▶ _Extracted data entries_

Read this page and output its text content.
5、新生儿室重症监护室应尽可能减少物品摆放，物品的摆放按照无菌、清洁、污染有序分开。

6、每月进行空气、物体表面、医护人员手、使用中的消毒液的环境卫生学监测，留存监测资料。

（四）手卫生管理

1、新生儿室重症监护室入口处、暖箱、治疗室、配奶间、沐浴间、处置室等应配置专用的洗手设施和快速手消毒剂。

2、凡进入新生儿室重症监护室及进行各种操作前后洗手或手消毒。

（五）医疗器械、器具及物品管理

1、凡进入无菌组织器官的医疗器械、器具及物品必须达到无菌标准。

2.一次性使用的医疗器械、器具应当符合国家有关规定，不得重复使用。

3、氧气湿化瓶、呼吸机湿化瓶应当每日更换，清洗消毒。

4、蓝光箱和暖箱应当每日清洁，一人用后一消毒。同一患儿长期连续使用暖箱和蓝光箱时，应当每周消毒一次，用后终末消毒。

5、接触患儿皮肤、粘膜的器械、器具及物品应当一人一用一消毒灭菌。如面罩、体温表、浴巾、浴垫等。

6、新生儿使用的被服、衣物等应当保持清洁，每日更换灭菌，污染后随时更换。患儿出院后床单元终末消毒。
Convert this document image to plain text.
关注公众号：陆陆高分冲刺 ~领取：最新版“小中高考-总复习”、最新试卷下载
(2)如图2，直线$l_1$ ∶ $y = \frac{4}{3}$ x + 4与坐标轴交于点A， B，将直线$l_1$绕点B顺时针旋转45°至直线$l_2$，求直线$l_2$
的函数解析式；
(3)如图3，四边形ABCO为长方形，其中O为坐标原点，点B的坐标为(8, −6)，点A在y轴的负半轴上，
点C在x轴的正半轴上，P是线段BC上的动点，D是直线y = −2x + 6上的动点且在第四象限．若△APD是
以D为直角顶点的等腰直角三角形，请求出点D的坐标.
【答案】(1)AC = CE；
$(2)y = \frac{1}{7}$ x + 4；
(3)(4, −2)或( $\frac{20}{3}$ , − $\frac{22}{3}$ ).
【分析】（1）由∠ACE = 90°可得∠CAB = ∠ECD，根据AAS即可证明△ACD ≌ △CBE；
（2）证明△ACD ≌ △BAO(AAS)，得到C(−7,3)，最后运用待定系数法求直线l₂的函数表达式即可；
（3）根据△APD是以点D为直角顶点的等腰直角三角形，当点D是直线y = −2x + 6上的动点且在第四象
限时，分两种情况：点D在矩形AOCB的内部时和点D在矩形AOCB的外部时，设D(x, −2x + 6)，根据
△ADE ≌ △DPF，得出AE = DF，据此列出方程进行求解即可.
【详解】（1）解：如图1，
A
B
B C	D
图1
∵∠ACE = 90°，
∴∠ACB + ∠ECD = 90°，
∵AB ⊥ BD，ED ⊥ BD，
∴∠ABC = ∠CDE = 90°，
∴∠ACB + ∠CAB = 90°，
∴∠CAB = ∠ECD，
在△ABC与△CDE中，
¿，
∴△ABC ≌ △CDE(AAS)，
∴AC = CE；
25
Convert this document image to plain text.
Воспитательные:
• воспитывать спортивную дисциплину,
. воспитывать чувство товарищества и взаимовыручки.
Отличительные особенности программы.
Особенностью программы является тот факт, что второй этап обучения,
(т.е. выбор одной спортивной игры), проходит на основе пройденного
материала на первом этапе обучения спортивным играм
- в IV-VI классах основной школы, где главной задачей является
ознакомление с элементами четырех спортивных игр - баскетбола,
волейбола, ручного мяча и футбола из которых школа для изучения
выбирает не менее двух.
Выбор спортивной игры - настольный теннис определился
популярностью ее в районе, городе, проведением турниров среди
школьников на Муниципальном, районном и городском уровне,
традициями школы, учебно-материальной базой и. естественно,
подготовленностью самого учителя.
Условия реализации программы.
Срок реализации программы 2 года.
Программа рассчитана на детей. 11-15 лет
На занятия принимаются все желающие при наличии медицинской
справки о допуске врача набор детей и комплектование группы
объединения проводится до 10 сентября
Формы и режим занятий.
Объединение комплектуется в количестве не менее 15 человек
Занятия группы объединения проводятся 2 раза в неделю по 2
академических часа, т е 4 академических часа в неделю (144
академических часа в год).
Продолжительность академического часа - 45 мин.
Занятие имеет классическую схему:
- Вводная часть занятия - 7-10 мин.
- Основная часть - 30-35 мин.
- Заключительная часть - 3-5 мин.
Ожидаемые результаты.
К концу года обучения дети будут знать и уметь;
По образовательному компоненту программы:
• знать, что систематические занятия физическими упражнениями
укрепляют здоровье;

▶ _EXERCISE TASK_
Output the listing above exactly as it appears.

▶ _TASK OUTPUT_
Read this page and output its text content.
5、新生儿室重症监护室应尽可能减少物品摆放，物品的摆放按照无菌、清洁、污染有序分开。

6、每月进行空气、物体表面、医护人员手、使用中的消毒液的环境卫生学监测，留存监测资料。

（四）手卫生管理

1、新生儿室重症监护室入口处、暖箱、治疗室、配奶间、沐浴间、处置室等应配置专用的洗手设施和快速手消毒剂。

2、凡进入新生儿室重症监护室及进行各种操作前后洗手或手消毒。

（五）医疗器械、器具及物品管理

1、凡进入无菌组织器官的医疗器械、器具及物品必须达到无菌标准。

2.一次性使用的医疗器械、器具应当符合国家有关规定，不得重复使用。

3、氧气湿化瓶、呼吸机湿化瓶应当每日更换，清洗消毒。

4、蓝光箱和暖箱应当每日清洁，一人用后一消毒。同一患儿长期连续使用暖箱和蓝光箱时，应当每周消毒一次，用后终末消毒。

5、接触患儿皮肤、粘膜的器械、器具及物品应当一人一用一消毒灭菌。如面罩、体温表、浴巾、浴垫等。

6、新生儿使用的被服、衣物等应当保持清洁，每日更换灭菌，污染后随时更换。患儿出院后床单元终末消毒。
Convert this document image to plain text.
关注公众号：陆陆高分冲刺 ~领取：最新版“小中高考-总复习”、最新试卷下载
(2)如图2，直线$l_1$ ∶ $y = \frac{4}{3}$ x + 4与坐标轴交于点A， B，将直线$l_1$绕点B顺时针旋转45°至直线$l_2$，求直线$l_2$
的函数解析式；
(3)如图3，四边形ABCO为长方形，其中O为坐标原点，点B的坐标为(8, −6)，点A在y轴的负半轴上，
点C在x轴的正半轴上，P是线段BC上的动点，D是直线y = −2x + 6上的动点且在第四象限．若△APD是
以D为直角顶点的等腰直角三角形，请求出点D的坐标.
【答案】(1)AC = CE；
$(2)y = \frac{1}{7}$ x + 4；
(3)(4, −2)或( $\frac{20}{3}$ , − $\frac{22}{3}$ ).
【分析】（1）由∠ACE = 90°可得∠CAB = ∠ECD，根据AAS即可证明△ACD ≌ △CBE；
（2）证明△ACD ≌ △BAO(AAS)，得到C(−7,3)，最后运用待定系数法求直线l₂的函数表达式即可；
（3）根据△APD是以点D为直角顶点的等腰直角三角形，当点D是直线y = −2x + 6上的动点且在第四象
限时，分两种情况：点D在矩形AOCB的内部时和点D在矩形AOCB的外部时，设D(x, −2x + 6)，根据
△ADE ≌ △DPF，得出AE = DF，据此列出方程进行求解即可.
【详解】（1）解：如图1，
A
B
B C	D
图1
∵∠ACE = 90°，
∴∠ACB + ∠ECD = 90°，
∵AB ⊥ BD，ED ⊥ BD，
∴∠ABC = ∠CDE = 90°，
∴∠ACB + ∠CAB = 90°，
∴∠CAB = ∠ECD，
在△ABC与△CDE中，
¿，
∴△ABC ≌ △CDE(AAS)，
∴AC = CE；
25
Convert this document image to plain text.
Воспитательные:
• воспитывать спортивную дисциплину,
. воспитывать чувство товарищества и взаимовыручки.
Отличительные особенности программы.
Особенностью программы является тот факт, что второй этап обучения,
(т.е. выбор одной спортивной игры), проходит на основе пройденного
материала на первом этапе обучения спортивным играм
- в IV-VI классах основной школы, где главной задачей является
ознакомление с элементами четырех спортивных игр - баскетбола,
волейбола, ручного мяча и футбола из которых школа для изучения
выбирает не менее двух.
Выбор спортивной игры - настольный теннис определился
популярностью ее в районе, городе, проведением турниров среди
школьников на Муниципальном, районном и городском уровне,
традициями школы, учебно-материальной базой и. естественно,
подготовленностью самого учителя.
Условия реализации программы.
Срок реализации программы 2 года.
Программа рассчитана на детей. 11-15 лет
На занятия принимаются все желающие при наличии медицинской
справки о допуске врача набор детей и комплектование группы
объединения проводится до 10 сентября
Формы и режим занятий.
Объединение комплектуется в количестве не менее 15 человек
Занятия группы объединения проводятся 2 раза в неделю по 2
академических часа, т е 4 академических часа в неделю (144
академических часа в год).
Продолжительность академического часа - 45 мин.
Занятие имеет классическую схему:
- Вводная часть занятия - 7-10 мин.
- Основная часть - 30-35 мин.
- Заключительная часть - 3-5 мин.
Ожидаемые результаты.
К концу года обучения дети будут знать и уметь;
По образовательному компоненту программы:
• знать, что систематические занятия физическими упражнениями
укрепляют здоровье;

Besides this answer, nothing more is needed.